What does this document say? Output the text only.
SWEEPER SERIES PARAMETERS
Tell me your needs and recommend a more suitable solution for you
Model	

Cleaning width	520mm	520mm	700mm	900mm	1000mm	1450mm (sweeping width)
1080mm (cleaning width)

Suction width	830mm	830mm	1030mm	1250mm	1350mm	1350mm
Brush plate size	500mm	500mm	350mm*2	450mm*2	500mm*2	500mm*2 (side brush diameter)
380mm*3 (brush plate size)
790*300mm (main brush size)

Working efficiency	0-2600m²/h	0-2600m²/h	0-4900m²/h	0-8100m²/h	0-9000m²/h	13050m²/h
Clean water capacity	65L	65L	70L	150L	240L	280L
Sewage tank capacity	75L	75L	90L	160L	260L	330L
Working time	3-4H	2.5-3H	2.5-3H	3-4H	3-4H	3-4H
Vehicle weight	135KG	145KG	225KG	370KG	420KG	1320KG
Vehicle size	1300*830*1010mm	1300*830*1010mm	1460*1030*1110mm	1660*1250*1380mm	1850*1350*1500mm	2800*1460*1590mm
◇ ◇ ◇ ◇ ◇
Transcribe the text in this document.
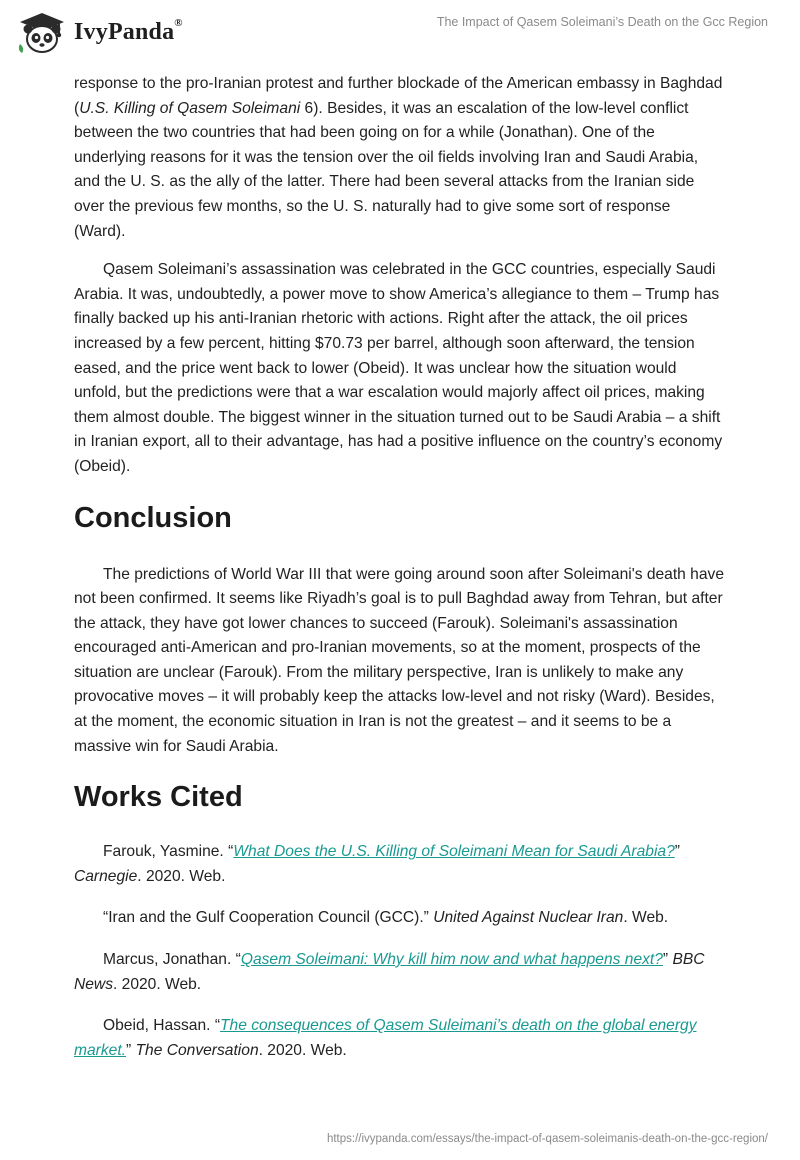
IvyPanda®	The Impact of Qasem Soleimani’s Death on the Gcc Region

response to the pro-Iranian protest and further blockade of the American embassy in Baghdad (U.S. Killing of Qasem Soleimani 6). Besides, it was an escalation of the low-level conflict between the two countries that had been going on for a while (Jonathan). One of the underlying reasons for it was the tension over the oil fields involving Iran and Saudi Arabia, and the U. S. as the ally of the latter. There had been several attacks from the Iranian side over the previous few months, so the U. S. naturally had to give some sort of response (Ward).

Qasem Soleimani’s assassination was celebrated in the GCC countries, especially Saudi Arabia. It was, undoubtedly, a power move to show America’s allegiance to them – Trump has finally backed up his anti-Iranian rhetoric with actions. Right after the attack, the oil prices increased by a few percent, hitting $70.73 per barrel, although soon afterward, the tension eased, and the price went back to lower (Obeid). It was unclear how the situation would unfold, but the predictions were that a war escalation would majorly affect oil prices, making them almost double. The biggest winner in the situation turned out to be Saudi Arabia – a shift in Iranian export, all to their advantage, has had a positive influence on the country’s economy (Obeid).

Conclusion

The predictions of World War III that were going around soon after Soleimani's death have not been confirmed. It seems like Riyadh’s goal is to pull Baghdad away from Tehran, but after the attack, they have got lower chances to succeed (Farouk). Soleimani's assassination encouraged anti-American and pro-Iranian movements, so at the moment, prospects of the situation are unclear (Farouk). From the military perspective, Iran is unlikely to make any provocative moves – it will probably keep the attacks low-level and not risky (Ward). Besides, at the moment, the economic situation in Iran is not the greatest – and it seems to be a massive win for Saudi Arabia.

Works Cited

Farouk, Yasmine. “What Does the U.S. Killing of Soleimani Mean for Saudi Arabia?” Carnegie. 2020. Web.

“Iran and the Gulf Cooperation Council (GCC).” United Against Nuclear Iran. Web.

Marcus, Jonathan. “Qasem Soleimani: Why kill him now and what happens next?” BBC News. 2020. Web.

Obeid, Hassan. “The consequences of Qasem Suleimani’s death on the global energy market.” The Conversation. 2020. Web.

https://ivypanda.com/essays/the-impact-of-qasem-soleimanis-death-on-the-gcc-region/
◇ ◇ ◇ ◇ ◇
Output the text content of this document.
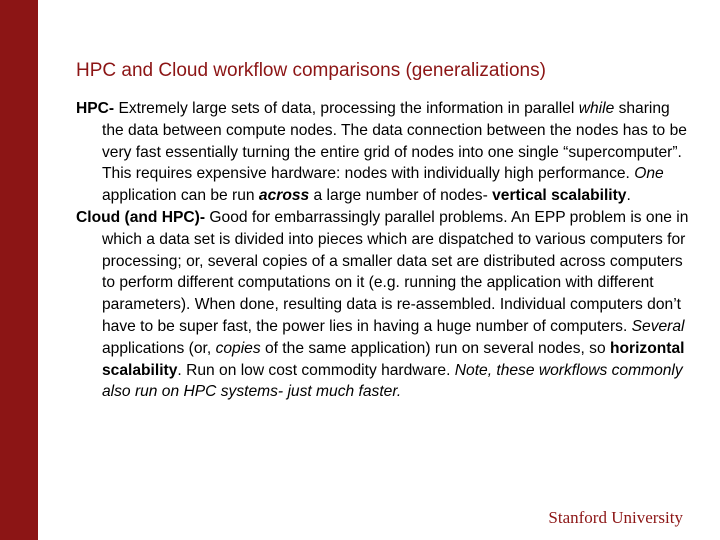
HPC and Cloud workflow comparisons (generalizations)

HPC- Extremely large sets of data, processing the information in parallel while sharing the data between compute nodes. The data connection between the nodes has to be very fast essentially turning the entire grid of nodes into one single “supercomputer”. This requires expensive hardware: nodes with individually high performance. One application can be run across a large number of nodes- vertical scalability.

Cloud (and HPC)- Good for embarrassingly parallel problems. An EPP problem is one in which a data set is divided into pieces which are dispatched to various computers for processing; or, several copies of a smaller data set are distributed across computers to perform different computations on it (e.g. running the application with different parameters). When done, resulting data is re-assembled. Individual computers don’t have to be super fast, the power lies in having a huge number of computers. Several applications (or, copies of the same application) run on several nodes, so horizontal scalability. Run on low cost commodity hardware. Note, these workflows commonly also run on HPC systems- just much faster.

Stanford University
◇ ◇ ◇ ◇ ◇
Locate the lines above that hold the word "Output". Show every one of them.

Solved exercise >>
What does this document say? Output the text only.
Output the text content of this document.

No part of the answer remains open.